##### Records

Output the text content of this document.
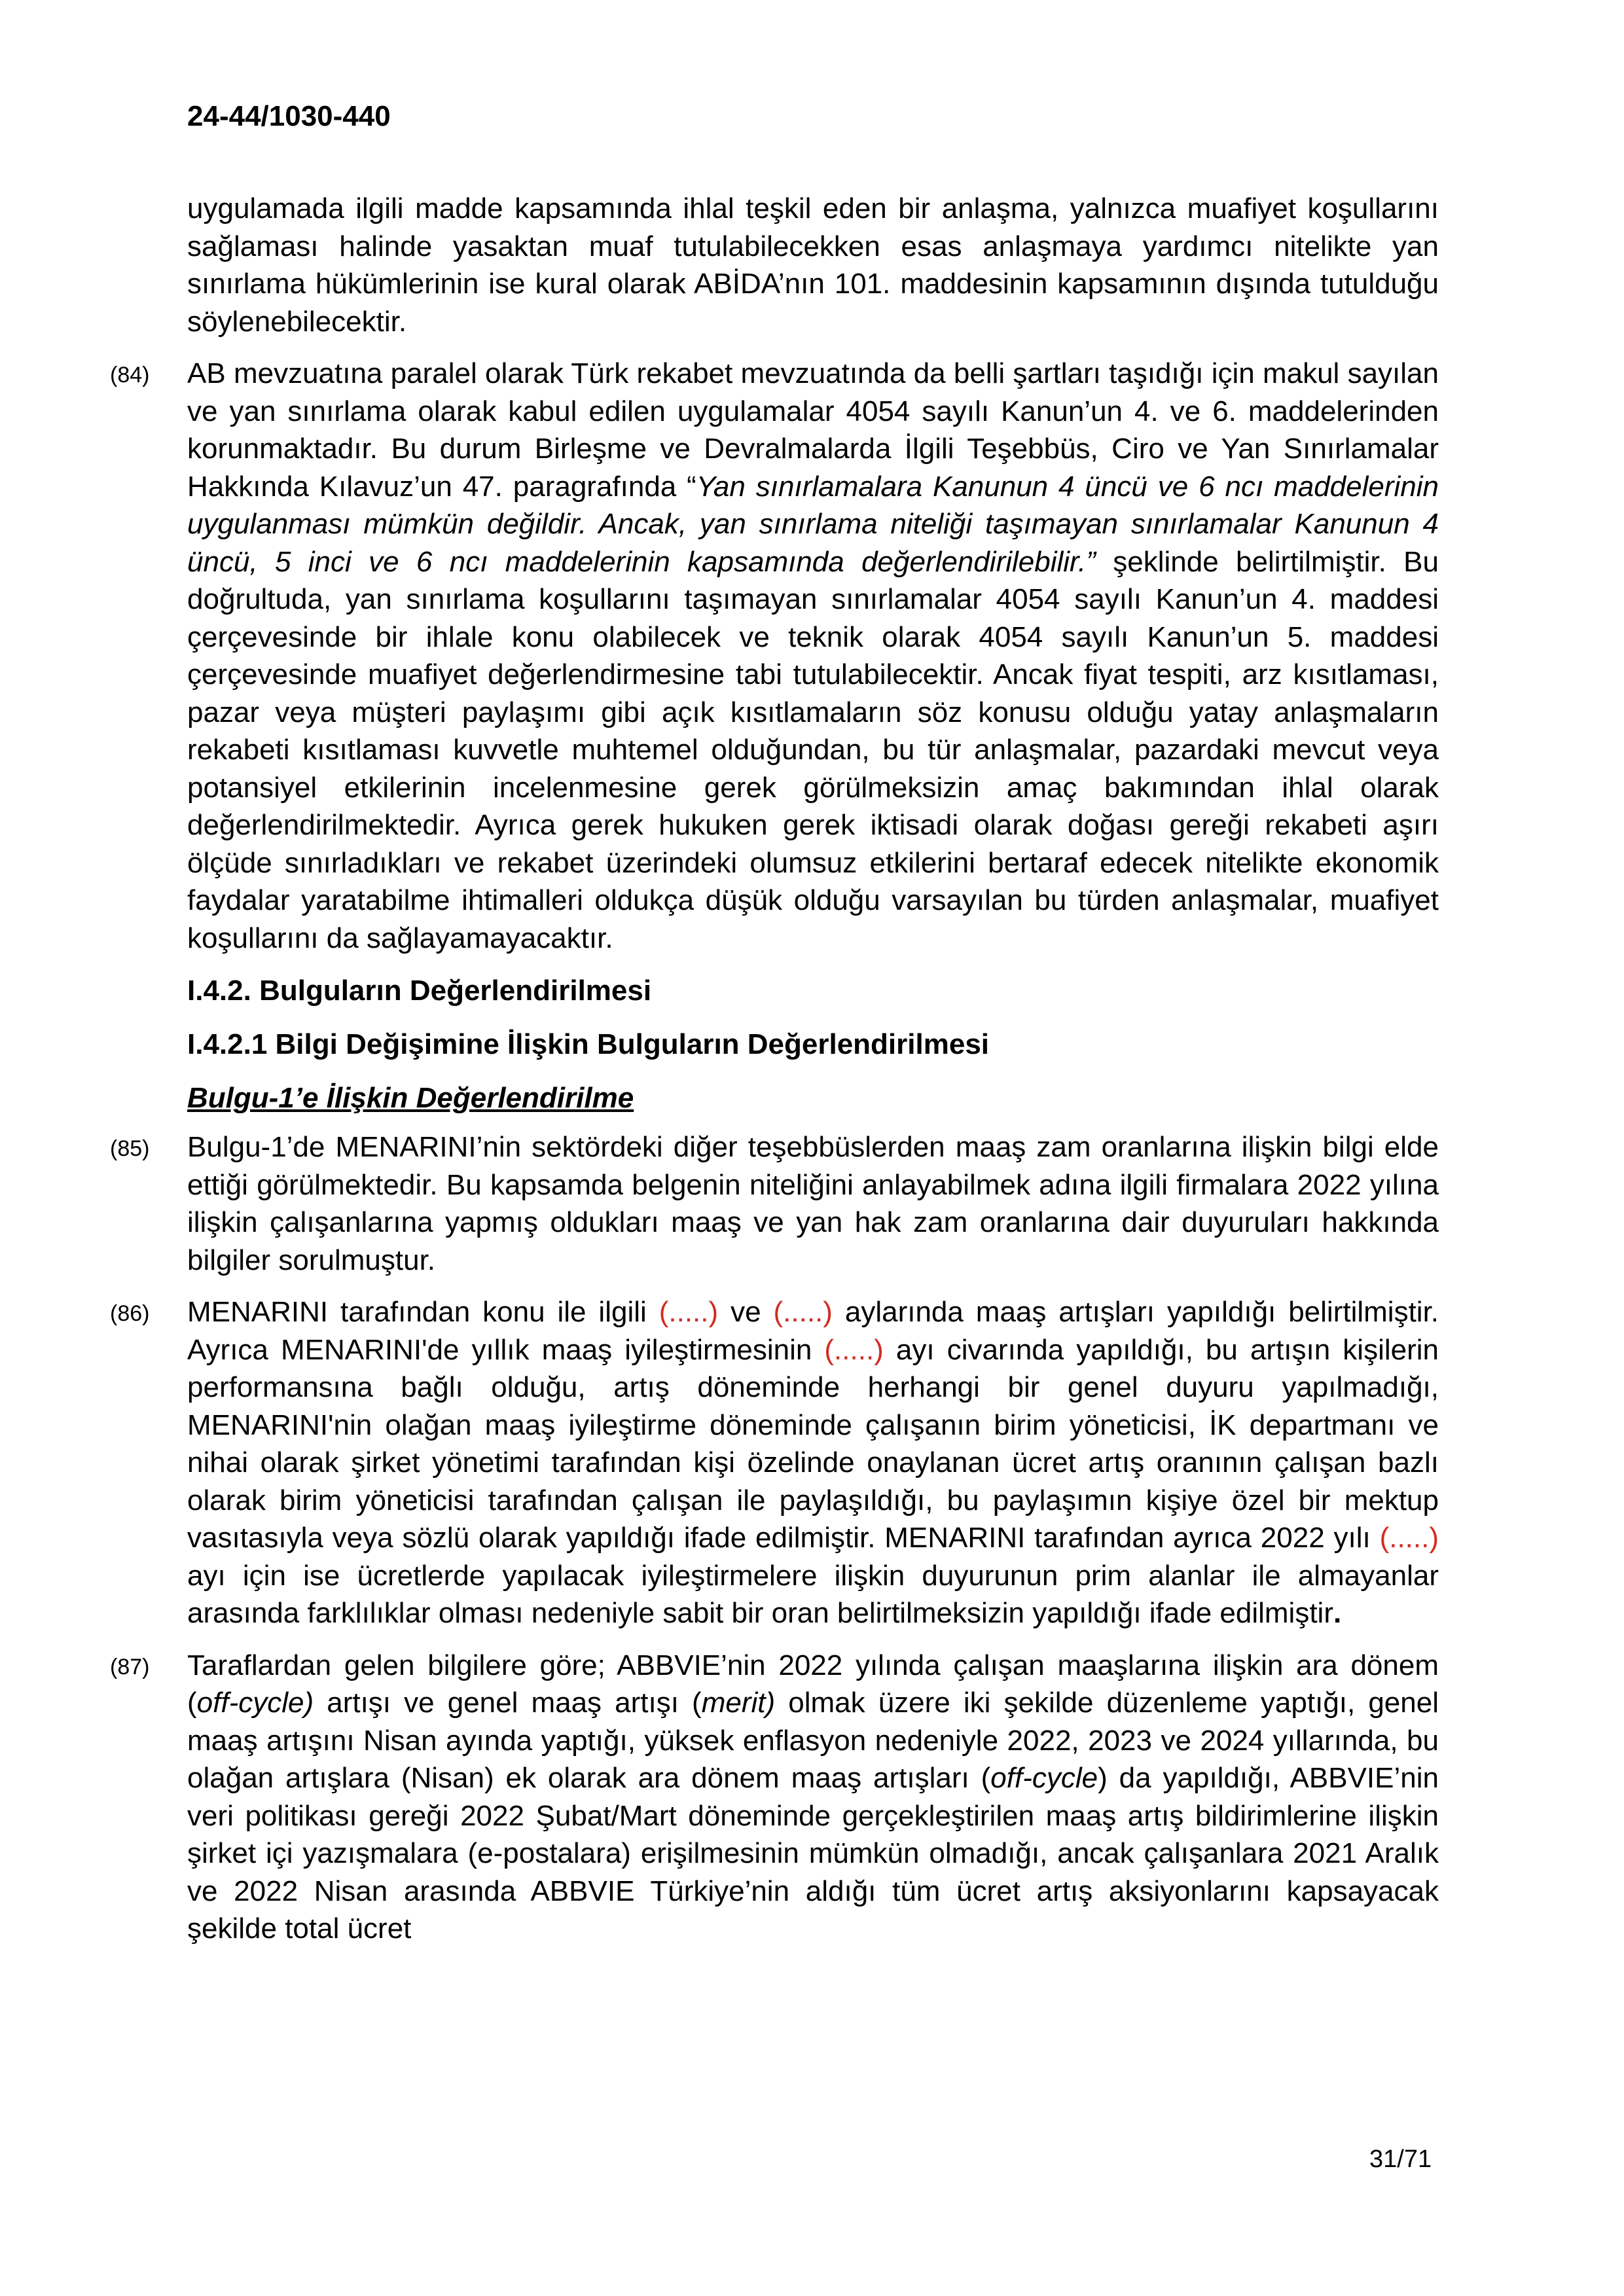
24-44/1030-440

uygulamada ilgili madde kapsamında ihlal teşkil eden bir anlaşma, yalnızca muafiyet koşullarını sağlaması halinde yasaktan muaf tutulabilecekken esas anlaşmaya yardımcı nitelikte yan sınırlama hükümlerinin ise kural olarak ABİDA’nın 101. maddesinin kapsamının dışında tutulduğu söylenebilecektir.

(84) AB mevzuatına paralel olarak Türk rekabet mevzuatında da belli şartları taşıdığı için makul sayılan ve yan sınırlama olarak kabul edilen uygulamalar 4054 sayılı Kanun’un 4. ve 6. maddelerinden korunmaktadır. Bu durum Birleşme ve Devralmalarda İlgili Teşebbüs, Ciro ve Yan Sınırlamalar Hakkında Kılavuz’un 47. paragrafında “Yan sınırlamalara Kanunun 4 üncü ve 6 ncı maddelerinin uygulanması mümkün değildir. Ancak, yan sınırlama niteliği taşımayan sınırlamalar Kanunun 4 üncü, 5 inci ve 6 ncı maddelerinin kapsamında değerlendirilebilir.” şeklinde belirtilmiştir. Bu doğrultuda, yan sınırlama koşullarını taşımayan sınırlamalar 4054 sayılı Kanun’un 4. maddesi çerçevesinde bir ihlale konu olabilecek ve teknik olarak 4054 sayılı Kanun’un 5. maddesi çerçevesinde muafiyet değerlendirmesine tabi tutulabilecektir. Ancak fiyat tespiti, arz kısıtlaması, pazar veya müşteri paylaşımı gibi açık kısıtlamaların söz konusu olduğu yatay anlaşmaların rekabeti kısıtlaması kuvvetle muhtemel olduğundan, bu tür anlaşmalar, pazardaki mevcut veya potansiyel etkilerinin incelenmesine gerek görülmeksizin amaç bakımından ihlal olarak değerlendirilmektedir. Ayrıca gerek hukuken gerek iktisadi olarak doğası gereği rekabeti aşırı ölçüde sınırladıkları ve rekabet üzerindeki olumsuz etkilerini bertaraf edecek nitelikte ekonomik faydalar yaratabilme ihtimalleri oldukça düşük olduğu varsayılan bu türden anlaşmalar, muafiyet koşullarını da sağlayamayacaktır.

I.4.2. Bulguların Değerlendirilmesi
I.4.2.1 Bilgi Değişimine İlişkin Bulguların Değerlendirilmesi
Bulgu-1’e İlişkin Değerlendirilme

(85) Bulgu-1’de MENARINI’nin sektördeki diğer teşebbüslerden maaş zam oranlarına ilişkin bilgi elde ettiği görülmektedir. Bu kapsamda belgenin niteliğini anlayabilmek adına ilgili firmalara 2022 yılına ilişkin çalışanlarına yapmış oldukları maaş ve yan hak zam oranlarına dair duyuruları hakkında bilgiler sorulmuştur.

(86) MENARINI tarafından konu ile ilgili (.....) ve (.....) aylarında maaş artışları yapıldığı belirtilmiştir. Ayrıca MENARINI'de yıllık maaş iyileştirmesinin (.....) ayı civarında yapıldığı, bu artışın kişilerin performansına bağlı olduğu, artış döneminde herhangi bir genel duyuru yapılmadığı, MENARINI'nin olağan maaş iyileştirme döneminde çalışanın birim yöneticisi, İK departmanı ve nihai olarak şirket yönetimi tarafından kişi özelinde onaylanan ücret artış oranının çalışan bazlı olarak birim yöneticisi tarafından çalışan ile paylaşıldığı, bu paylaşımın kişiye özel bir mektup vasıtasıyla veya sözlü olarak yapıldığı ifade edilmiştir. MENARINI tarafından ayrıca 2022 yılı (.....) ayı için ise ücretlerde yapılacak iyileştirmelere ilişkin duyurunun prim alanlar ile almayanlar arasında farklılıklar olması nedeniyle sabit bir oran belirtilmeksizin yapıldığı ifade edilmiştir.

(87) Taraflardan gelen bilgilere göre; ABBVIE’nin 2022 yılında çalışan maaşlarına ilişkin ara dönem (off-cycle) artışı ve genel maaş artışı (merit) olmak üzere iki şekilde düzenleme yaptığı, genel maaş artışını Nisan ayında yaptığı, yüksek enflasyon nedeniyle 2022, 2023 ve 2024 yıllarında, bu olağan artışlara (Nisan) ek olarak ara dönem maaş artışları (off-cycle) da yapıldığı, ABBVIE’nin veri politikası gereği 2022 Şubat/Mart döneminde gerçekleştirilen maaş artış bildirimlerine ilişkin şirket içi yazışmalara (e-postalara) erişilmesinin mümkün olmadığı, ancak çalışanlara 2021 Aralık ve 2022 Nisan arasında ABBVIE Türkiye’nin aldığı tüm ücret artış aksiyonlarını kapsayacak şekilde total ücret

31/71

##########
##### Records

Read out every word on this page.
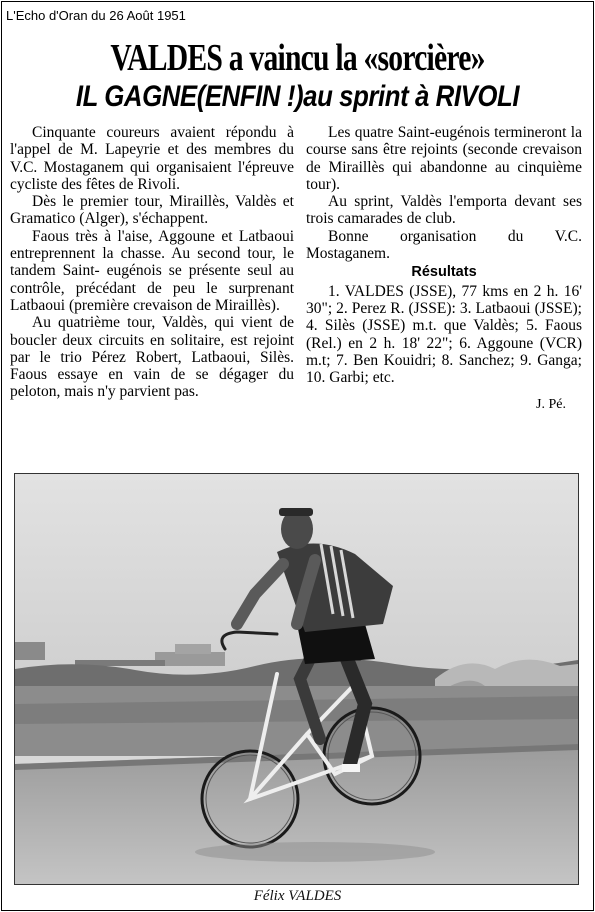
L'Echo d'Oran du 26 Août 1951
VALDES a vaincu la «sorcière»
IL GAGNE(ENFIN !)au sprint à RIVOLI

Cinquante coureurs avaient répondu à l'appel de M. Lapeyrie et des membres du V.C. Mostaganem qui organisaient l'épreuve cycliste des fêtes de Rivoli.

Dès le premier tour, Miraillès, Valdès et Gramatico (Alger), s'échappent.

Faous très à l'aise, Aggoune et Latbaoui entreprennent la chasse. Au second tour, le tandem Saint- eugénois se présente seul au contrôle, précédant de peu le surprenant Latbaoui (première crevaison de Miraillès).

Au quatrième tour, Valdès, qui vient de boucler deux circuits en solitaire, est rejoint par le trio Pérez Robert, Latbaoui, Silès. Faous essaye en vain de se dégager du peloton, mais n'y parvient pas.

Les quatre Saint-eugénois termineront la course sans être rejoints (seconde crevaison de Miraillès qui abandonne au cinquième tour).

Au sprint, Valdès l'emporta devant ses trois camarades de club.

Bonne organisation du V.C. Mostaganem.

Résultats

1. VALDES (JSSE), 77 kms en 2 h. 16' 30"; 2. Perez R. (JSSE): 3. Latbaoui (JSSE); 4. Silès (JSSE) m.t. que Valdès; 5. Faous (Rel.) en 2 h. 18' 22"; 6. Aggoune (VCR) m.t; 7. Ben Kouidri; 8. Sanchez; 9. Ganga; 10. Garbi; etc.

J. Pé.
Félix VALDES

##########

Work to do:
Gather and copy every line of the data in which the string "Değerlendirilmesi" is found.

Full output:
I.4.2. Bulguların Değerlendirilmesi
I.4.2.1 Bilgi Değişimine İlişkin Bulguların Değerlendirilmesi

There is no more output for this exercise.